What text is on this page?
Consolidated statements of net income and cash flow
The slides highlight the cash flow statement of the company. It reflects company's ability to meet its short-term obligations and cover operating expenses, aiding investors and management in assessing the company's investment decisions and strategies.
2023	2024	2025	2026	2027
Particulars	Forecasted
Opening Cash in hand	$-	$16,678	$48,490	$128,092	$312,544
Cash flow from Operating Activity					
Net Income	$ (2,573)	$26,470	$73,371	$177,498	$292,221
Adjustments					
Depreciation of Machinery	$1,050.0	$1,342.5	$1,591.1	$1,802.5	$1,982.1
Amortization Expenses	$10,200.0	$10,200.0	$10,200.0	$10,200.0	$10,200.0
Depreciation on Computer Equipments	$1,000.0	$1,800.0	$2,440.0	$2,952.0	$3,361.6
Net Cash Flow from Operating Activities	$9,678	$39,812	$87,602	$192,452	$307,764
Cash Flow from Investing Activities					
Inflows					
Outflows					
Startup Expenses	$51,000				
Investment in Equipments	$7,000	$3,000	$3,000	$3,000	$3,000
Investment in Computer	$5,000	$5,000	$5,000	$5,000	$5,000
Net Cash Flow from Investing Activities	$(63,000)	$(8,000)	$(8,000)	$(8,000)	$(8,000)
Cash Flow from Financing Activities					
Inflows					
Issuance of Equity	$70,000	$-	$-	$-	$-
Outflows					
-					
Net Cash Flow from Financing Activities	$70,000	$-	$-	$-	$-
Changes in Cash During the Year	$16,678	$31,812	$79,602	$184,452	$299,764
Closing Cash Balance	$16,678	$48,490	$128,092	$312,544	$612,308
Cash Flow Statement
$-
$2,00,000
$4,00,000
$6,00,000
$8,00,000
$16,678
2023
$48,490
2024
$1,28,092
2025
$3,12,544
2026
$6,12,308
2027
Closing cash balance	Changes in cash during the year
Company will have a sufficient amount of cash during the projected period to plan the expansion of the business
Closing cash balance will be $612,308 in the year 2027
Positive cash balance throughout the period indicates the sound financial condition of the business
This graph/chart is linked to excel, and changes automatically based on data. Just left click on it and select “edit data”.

* * * * *

- **TASK**
Find the word "Depreciation" and list each line it appears in.

- **REPLY**
Depreciation of Machinery	$1,050.0	$1,342.5	$1,591.1	$1,802.5	$1,982.1
Depreciation on Computer Equipments	$1,000.0	$1,800.0	$2,440.0	$2,952.0	$3,361.6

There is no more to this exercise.